→ Task instructions
Search the material below for the word "patienter". Copy every line that has it.

Entries with figure data:
───

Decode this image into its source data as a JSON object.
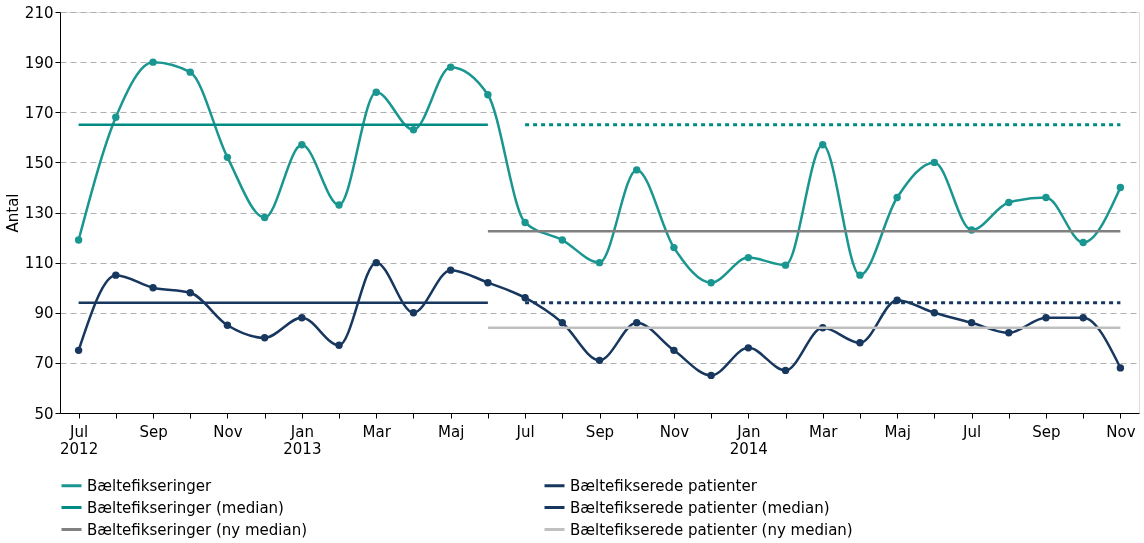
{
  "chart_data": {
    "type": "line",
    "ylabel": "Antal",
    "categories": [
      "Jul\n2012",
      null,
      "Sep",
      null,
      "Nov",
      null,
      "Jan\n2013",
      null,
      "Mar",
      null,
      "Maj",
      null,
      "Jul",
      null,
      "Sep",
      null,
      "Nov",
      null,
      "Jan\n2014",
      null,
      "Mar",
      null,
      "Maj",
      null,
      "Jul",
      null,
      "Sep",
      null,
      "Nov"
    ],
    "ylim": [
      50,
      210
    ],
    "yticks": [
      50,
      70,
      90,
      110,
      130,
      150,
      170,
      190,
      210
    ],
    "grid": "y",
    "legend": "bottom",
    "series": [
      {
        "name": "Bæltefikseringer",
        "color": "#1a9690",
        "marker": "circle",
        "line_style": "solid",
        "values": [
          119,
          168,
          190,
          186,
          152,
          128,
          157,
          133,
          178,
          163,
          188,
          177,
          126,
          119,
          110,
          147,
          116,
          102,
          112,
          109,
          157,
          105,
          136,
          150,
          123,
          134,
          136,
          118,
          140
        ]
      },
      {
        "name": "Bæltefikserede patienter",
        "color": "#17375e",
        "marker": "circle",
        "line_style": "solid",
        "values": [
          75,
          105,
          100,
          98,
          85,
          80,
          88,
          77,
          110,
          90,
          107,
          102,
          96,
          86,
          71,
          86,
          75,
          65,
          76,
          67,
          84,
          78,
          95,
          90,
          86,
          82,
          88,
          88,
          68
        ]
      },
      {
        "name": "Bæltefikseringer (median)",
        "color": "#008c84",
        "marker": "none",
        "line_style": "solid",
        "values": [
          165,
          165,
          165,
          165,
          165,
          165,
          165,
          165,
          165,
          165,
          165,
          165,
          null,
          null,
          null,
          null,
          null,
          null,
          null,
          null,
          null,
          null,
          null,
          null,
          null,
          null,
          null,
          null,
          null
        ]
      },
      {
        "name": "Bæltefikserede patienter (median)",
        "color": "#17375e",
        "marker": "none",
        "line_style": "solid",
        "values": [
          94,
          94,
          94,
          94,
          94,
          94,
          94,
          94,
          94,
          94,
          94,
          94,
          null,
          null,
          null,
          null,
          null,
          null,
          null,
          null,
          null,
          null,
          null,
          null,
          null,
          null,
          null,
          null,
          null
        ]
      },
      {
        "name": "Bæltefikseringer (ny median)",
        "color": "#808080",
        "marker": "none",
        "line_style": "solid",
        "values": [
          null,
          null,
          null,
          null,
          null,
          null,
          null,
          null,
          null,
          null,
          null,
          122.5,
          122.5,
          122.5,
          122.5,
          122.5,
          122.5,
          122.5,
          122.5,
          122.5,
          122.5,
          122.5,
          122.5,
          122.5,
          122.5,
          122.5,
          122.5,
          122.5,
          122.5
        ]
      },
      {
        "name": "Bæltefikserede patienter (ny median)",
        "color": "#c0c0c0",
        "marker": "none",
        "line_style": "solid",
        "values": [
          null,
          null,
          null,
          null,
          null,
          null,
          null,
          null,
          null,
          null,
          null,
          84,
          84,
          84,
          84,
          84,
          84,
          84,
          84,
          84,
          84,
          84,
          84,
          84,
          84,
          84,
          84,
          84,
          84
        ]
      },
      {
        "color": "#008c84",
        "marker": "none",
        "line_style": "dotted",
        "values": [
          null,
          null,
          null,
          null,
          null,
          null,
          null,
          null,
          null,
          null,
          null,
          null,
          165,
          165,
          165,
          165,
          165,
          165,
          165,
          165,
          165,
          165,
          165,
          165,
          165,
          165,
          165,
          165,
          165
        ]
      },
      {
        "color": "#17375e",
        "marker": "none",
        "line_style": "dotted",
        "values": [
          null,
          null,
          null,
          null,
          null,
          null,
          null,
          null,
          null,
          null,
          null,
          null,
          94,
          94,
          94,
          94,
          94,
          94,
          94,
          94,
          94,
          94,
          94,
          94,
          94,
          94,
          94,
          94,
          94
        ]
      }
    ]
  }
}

───

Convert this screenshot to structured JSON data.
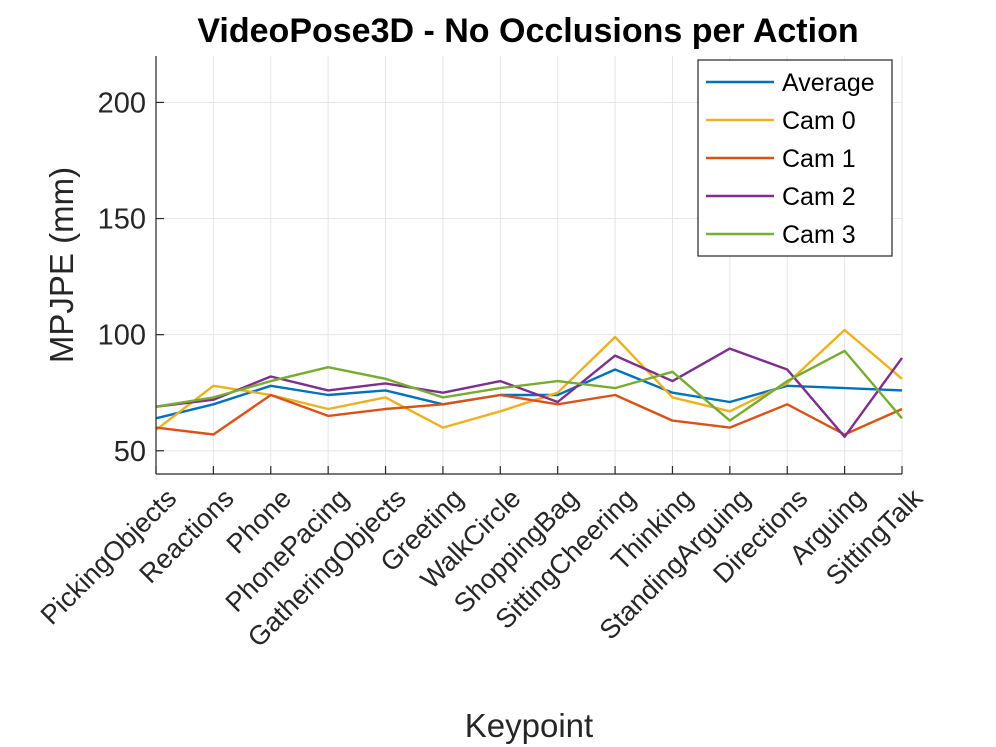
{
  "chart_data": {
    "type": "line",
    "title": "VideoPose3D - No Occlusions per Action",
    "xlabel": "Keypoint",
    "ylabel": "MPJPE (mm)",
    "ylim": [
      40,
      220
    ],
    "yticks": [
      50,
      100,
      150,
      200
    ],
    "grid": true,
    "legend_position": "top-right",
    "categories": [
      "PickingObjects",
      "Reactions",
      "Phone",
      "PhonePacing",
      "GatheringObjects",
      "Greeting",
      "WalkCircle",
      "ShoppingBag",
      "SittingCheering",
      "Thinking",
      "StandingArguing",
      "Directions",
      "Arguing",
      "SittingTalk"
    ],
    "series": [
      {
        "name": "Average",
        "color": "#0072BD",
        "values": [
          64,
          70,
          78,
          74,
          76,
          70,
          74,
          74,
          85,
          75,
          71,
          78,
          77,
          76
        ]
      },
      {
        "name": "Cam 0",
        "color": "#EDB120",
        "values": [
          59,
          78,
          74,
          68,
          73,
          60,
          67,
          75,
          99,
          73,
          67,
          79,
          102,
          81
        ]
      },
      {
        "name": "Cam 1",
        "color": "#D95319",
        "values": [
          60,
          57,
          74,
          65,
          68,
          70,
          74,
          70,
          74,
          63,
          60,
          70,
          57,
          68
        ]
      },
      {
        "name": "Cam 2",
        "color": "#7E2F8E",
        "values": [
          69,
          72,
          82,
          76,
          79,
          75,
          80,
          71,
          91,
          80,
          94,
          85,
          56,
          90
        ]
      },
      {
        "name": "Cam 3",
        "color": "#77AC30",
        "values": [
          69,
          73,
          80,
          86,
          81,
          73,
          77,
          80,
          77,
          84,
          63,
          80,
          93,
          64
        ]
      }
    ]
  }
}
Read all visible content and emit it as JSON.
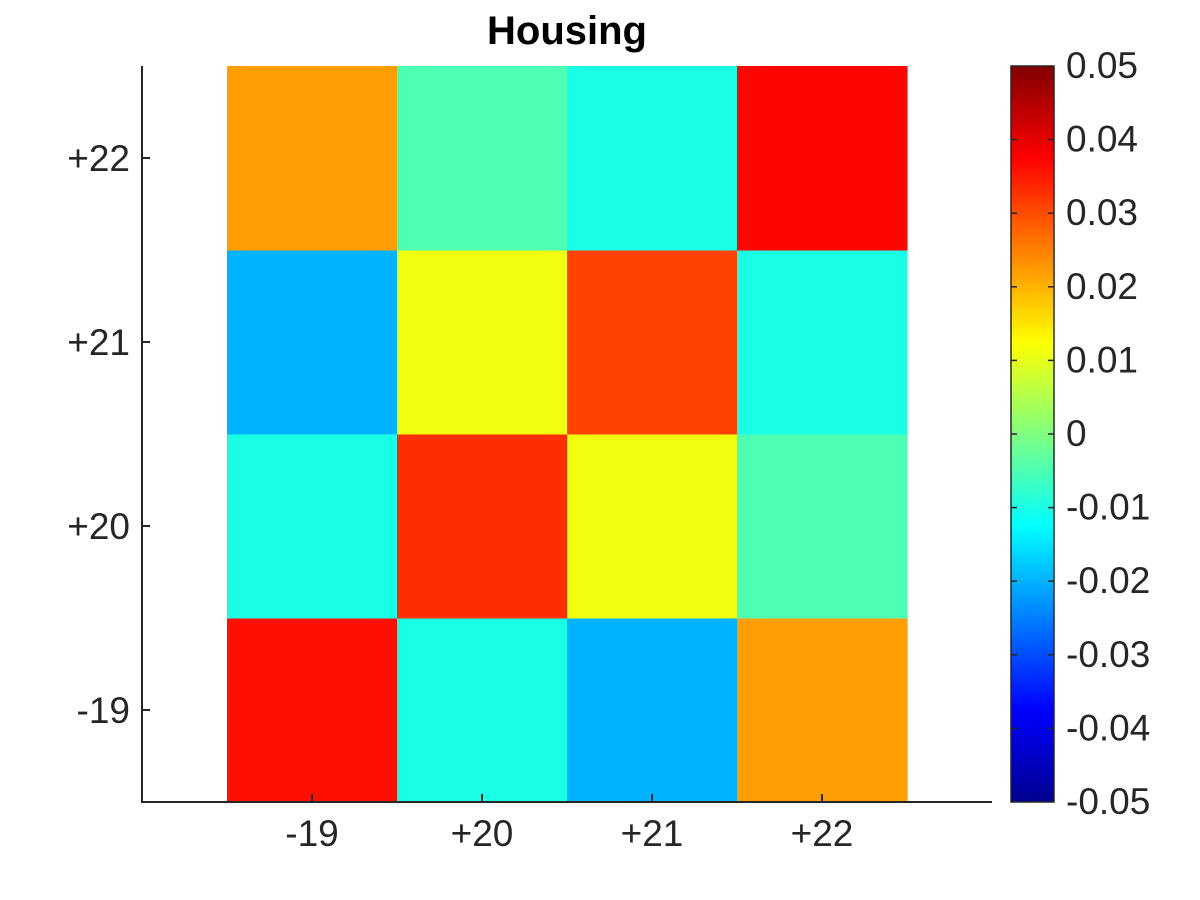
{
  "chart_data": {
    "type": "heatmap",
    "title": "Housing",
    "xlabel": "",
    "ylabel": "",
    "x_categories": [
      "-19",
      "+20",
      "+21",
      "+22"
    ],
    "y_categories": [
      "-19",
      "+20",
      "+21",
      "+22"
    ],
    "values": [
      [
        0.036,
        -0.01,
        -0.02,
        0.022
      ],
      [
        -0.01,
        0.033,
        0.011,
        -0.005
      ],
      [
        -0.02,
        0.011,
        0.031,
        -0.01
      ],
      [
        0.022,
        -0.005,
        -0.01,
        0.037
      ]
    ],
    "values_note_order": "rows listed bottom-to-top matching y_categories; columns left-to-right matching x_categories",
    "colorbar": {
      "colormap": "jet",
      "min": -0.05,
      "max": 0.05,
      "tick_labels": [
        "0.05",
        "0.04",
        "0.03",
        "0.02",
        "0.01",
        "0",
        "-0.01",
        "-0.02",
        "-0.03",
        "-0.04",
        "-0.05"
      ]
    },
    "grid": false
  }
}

───

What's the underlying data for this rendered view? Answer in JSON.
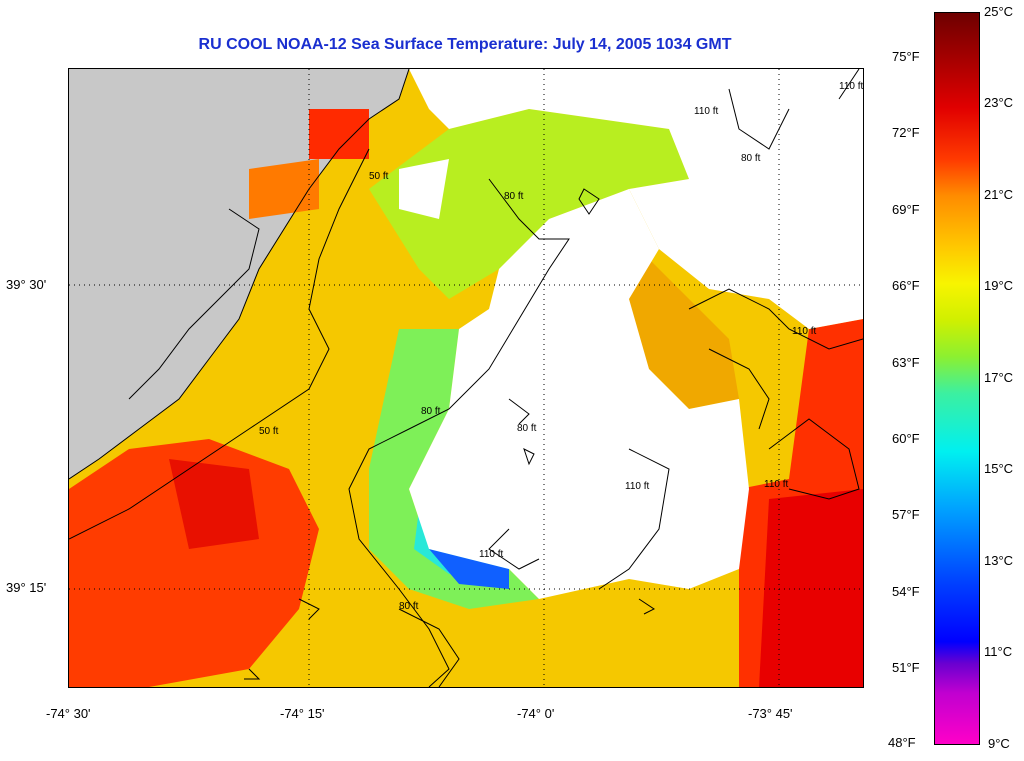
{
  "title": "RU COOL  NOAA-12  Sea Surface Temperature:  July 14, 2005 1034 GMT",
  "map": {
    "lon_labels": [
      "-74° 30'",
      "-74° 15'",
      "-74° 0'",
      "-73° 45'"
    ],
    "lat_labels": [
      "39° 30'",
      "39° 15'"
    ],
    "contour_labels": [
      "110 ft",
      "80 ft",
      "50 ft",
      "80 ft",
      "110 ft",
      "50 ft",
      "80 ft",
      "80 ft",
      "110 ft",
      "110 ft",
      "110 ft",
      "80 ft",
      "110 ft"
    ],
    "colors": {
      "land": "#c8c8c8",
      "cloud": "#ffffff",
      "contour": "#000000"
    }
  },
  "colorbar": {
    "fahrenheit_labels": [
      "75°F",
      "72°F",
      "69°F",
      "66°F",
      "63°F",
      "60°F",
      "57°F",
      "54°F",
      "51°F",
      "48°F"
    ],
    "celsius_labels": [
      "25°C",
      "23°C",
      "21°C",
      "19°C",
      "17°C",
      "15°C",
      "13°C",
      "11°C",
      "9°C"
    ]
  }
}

───

→ Answer in full
        "name": "Bæltefikserede patienter",
        "name": "Bæltefikserede patienter (median)",
        "name": "Bæltefikserede patienter (ny median)",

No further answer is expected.